## DATA ROWS
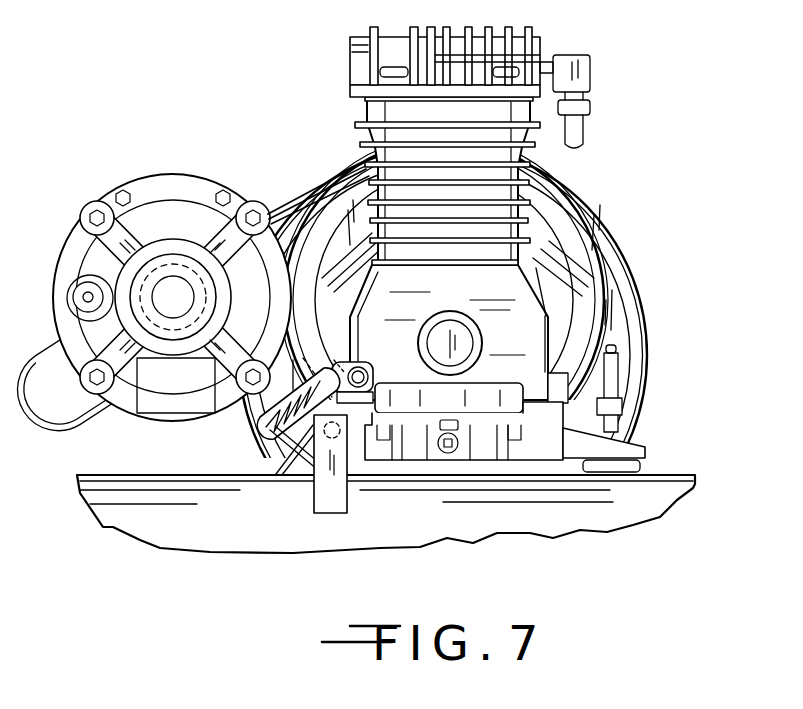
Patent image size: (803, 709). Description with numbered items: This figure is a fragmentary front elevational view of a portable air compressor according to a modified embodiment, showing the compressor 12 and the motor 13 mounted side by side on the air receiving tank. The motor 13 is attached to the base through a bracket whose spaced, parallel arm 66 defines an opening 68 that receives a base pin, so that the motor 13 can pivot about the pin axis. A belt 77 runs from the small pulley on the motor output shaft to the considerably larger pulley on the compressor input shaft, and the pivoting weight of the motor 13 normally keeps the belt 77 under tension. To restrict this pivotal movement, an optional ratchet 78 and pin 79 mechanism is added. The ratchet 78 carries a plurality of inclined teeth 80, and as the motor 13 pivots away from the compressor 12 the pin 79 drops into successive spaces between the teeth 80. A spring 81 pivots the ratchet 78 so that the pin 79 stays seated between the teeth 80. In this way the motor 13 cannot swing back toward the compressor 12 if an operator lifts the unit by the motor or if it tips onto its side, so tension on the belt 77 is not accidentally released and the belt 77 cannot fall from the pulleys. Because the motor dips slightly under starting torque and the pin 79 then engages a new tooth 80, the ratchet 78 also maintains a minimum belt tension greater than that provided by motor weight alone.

The compressor 12 is at (350, 58).
The motor 13 is at (163, 174).
The arm 66 is at (278, 476).
The opening 68 is at (338, 436).
The belt 77 is at (276, 216).
The ratchet 78 is at (293, 372).
The pin 79 is at (260, 425).
The inclined teeth 80 is at (285, 447).
The spring 81 is at (345, 363).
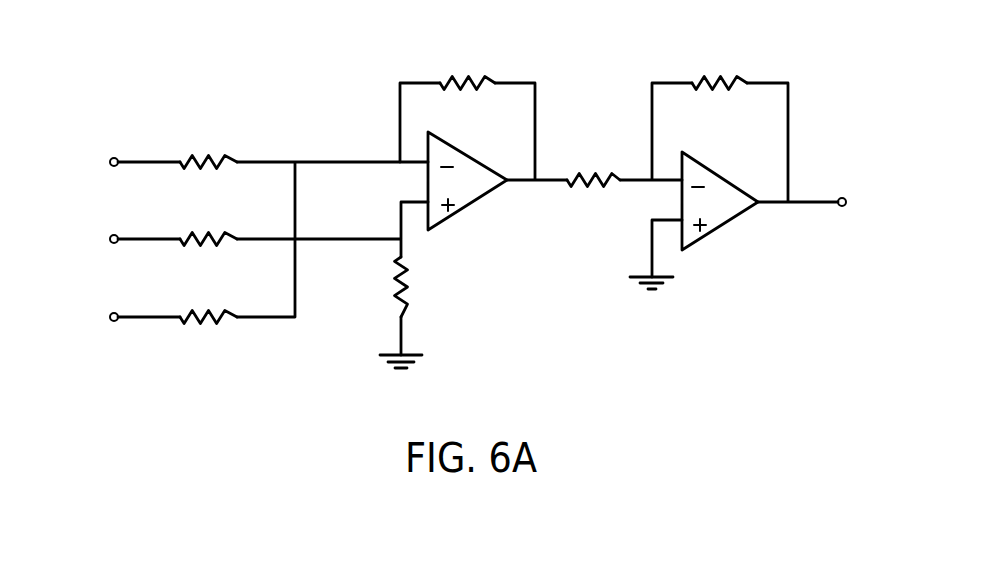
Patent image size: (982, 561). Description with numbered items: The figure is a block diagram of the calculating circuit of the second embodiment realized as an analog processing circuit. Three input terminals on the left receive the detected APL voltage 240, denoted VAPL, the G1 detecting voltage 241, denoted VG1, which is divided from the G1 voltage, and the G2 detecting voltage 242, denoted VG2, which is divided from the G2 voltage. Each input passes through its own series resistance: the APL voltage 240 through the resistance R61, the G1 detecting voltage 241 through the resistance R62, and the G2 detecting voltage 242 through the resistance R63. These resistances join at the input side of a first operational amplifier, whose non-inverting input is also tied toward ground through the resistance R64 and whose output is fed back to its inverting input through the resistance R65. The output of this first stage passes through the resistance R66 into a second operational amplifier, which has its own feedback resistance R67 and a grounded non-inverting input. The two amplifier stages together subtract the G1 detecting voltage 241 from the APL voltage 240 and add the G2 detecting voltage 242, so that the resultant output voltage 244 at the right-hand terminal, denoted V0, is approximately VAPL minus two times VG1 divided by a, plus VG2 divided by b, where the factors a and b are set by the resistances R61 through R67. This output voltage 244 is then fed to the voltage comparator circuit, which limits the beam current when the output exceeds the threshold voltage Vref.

The APL voltage 240 is at (110, 160).
The G1 detecting voltage 241 is at (110, 238).
The G2 detecting voltage 242 is at (110, 316).
The output voltage 244 is at (846, 206).
The resistance R61 is at (213, 145).
The resistance R62 is at (213, 222).
The resistance R63 is at (213, 300).
The resistance R64 is at (426, 287).
The resistance R65 is at (468, 71).
The resistance R66 is at (593, 159).
The resistance R67 is at (720, 72).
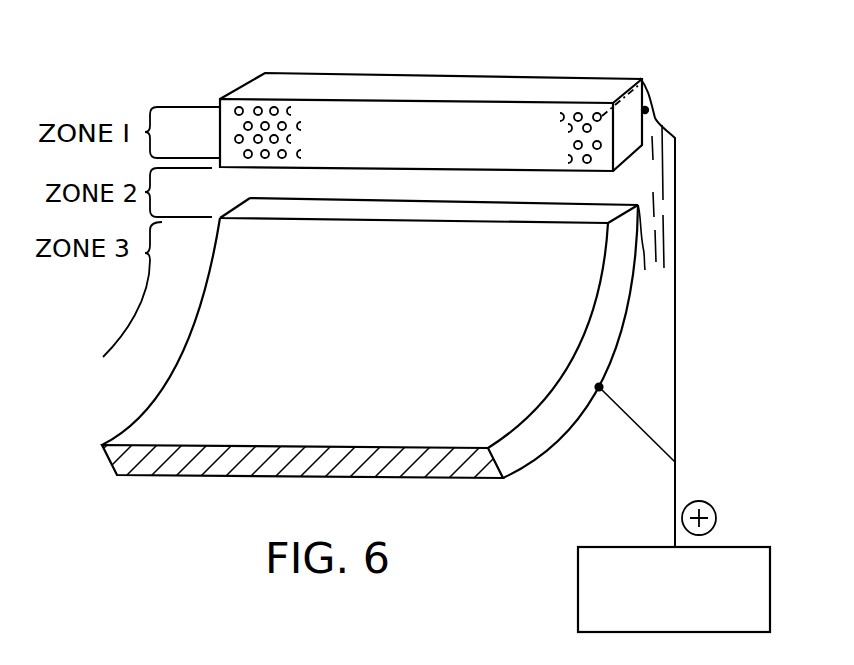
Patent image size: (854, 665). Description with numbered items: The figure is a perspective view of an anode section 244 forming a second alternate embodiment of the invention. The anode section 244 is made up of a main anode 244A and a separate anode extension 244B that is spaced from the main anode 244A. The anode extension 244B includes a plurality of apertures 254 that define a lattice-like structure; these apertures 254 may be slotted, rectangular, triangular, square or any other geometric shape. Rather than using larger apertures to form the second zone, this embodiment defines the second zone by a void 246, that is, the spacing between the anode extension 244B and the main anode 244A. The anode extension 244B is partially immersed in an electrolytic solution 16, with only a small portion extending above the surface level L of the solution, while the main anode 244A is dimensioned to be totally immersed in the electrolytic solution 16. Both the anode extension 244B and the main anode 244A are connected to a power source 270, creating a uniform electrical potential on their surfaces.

The apertures 254 is at (265, 123).
The anode extension 244B is at (443, 117).
The surface level L is at (633, 82).
The void 246 is at (587, 192).
The electrolytic solution 16 is at (658, 235).
The anode section 244 is at (624, 361).
The main anode 244A is at (540, 432).
The power source 270 is at (735, 547).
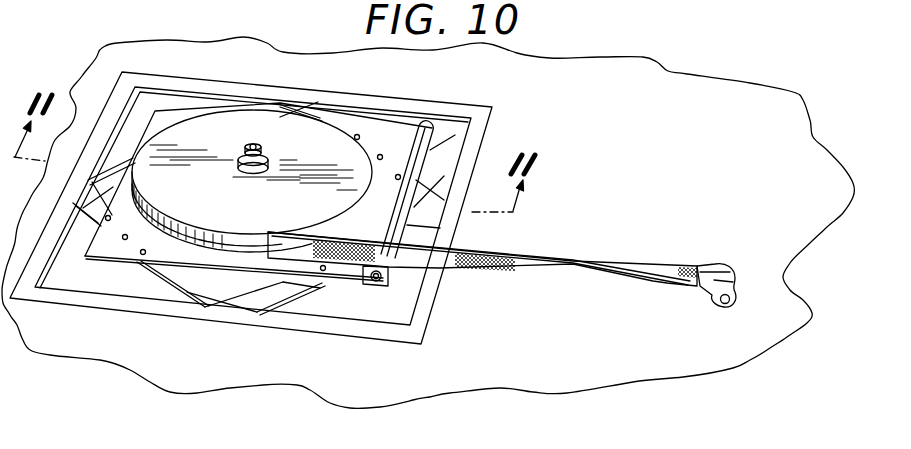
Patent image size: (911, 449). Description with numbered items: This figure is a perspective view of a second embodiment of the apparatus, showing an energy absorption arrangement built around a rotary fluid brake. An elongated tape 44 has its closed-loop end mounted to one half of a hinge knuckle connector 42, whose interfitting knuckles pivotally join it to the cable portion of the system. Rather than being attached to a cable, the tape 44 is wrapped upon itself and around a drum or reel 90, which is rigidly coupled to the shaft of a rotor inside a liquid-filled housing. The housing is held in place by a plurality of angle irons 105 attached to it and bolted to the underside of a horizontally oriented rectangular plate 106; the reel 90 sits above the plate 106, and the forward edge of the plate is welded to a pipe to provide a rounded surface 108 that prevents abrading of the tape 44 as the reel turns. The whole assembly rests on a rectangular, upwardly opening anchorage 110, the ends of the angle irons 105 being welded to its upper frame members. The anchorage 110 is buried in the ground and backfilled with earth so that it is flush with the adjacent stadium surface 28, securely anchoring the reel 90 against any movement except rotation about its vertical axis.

The stadium surface 28 is at (667, 83).
The hinge knuckle connector 42 is at (729, 268).
The elongated tape 44 is at (641, 267).
The tape reel 90 is at (334, 142).
The angle irons 105 is at (322, 112).
The rectangular plate 106 is at (353, 282).
The rounded surface 108 is at (422, 152).
The anchorage 110 is at (455, 108).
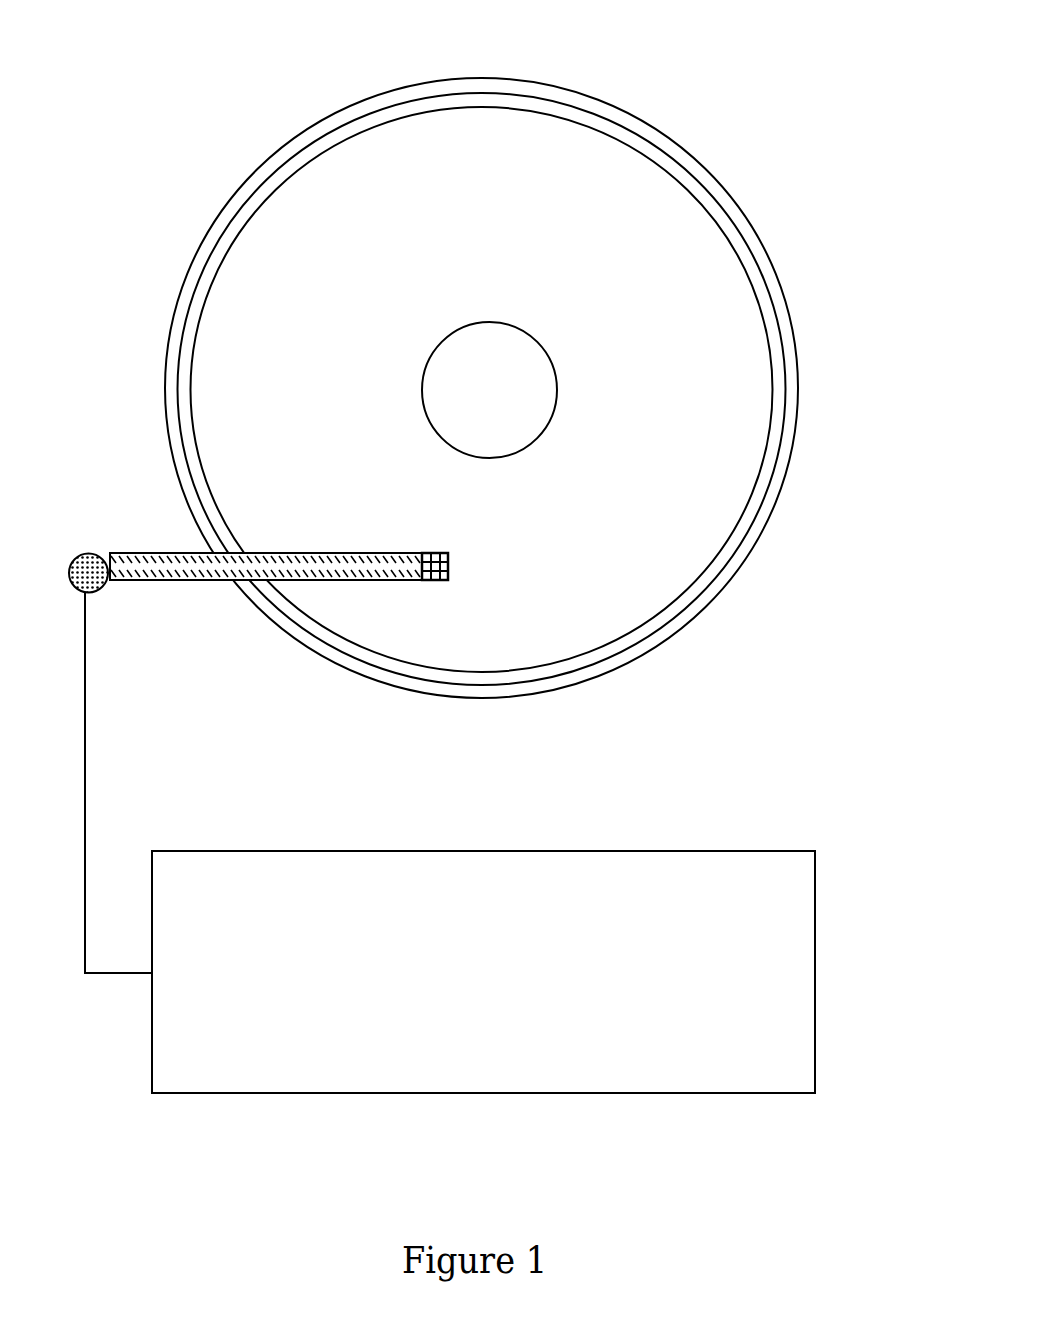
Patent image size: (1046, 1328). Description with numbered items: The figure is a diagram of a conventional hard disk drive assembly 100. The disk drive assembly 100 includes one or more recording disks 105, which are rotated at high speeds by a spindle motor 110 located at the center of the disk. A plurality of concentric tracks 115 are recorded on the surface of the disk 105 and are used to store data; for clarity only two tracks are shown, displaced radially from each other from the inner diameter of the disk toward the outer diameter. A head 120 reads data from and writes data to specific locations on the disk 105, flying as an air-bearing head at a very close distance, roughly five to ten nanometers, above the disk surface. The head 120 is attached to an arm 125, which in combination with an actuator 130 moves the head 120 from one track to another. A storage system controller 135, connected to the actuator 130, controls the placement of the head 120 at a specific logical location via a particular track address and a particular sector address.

The disk drive assembly 100 is at (162, 105).
The recording disk 105 is at (650, 117).
The spindle motor 110 is at (543, 347).
The concentric tracks 115 is at (745, 238).
The head 120 is at (450, 558).
The arm 125 is at (303, 552).
The actuator 130 is at (98, 592).
The storage system controller 135 is at (827, 943).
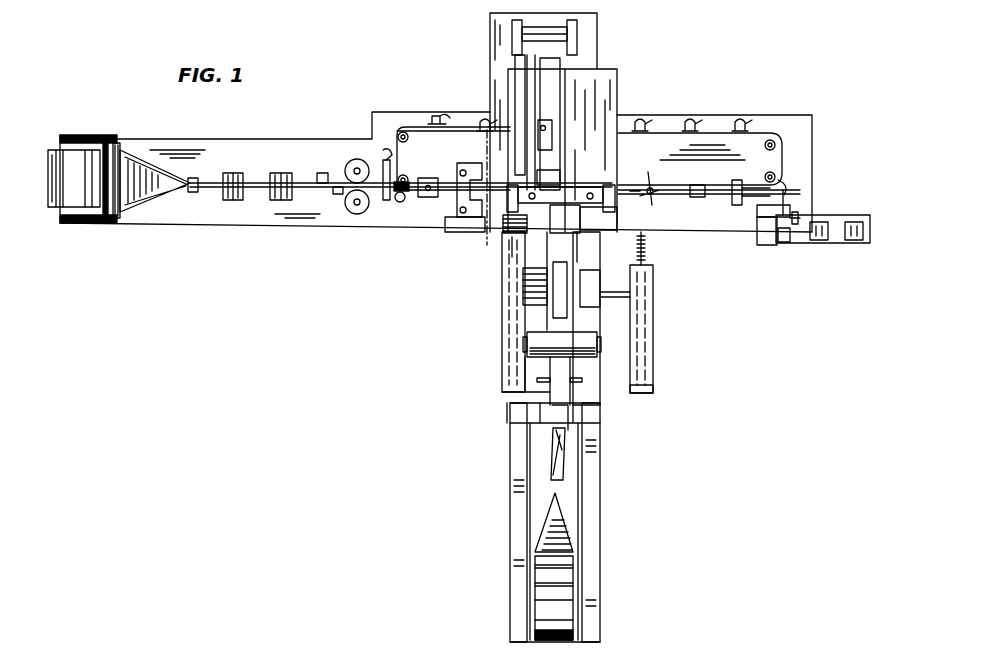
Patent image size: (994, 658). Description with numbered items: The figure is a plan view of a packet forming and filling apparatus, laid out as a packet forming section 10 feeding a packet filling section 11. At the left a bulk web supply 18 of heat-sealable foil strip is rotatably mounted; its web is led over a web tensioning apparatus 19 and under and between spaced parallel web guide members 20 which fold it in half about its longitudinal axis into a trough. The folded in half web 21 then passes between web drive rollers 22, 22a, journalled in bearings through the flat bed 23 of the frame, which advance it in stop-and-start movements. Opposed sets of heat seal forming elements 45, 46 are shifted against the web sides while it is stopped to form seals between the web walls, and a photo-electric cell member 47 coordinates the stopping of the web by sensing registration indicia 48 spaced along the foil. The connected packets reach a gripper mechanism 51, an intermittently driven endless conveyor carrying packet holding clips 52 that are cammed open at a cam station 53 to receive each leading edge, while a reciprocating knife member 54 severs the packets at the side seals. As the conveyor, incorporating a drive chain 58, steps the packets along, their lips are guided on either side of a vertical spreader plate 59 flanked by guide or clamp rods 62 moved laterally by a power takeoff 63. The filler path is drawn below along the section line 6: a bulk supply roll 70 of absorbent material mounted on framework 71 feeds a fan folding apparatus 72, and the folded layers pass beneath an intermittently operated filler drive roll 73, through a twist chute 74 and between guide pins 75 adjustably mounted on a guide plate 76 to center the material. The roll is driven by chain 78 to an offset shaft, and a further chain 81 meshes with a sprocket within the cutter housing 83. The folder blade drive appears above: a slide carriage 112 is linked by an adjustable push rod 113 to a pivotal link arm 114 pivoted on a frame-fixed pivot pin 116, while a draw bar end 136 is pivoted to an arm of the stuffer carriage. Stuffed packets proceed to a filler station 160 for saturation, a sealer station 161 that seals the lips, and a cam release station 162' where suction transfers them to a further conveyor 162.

The packet forming section 10 is at (260, 268).
The packet filling section 11 is at (657, 97).
The bulk web supply 18 is at (52, 208).
The web tensioning apparatus 19 is at (110, 214).
The web guide members 20 is at (194, 178).
The folded in half web 21 is at (208, 182).
The web drive roller 22 is at (351, 213).
The web drive roller 22a is at (352, 160).
The flat bed 23 is at (165, 215).
The heat seal forming elements 45 is at (236, 173).
The heat seal forming elements 46 is at (287, 173).
The photo-electric cell member 47 is at (320, 172).
The registration indicia 48 is at (338, 194).
The gripper mechanism 51 is at (776, 129).
The packet holding clips 52 is at (437, 113).
The cam station 53 is at (401, 203).
The reciprocating knife member 54 is at (386, 202).
The drive chain 58 is at (722, 133).
The spreader plate 59 is at (425, 177).
The guide or clamp rods 62 is at (483, 176).
The power takeoff 63 is at (462, 232).
The section line 6- 6 is at (499, 251).
The bulk supply roll 70 is at (560, 643).
The framework 71 is at (600, 572).
The fan folding apparatus 72 is at (570, 516).
The filler drive roll 73 is at (527, 350).
The twist chute 74 is at (553, 452).
The guide pins 75 is at (543, 378).
The guide plate 76 is at (599, 402).
The chain 78 is at (650, 262).
The chain 81 is at (648, 393).
The cutter housing 83 is at (496, 322).
The slide carriage 112 is at (552, 136).
The adjustable push rod 113 is at (530, 92).
The pivotal link arm 114 is at (577, 38).
The pivot pin 116 is at (527, 10).
The end of draw bar 136 is at (560, 181).
The filler station 160 is at (661, 203).
The sealer station 161 is at (735, 206).
The further conveyor 162 is at (823, 221).
The cam release station 162' is at (755, 247).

## THE REQUEST
Rewrite the records from the line with "Patent image size: (1046, 1328)." up to and including the line with "The concentric tracks 115 is at (745, 238).", replacing "conventional" with "typical" and leaving everything else unchanged.

## EXERCISE ANSWER
Patent image size: (1046, 1328). Description with numbered items: The figure is a diagram of a typical hard disk drive assembly 100. The disk drive assembly 100 includes one or more recording disks 105, which are rotated at high speeds by a spindle motor 110 located at the center of the disk. A plurality of concentric tracks 115 are recorded on the surface of the disk 105 and are used to store data; for clarity only two tracks are shown, displaced radially from each other from the inner diameter of the disk toward the outer diameter. A head 120 reads data from and writes data to specific locations on the disk 105, flying as an air-bearing head at a very close distance, roughly five to ten nanometers, above the disk surface. The head 120 is attached to an arm 125, which in combination with an actuator 130 moves the head 120 from one track to another. A storage system controller 135, connected to the actuator 130, controls the placement of the head 120 at a specific logical location via a particular track address and a particular sector address.

The disk drive assembly 100 is at (162, 105).
The recording disk 105 is at (650, 117).
The spindle motor 110 is at (543, 347).
The concentric tracks 115 is at (745, 238).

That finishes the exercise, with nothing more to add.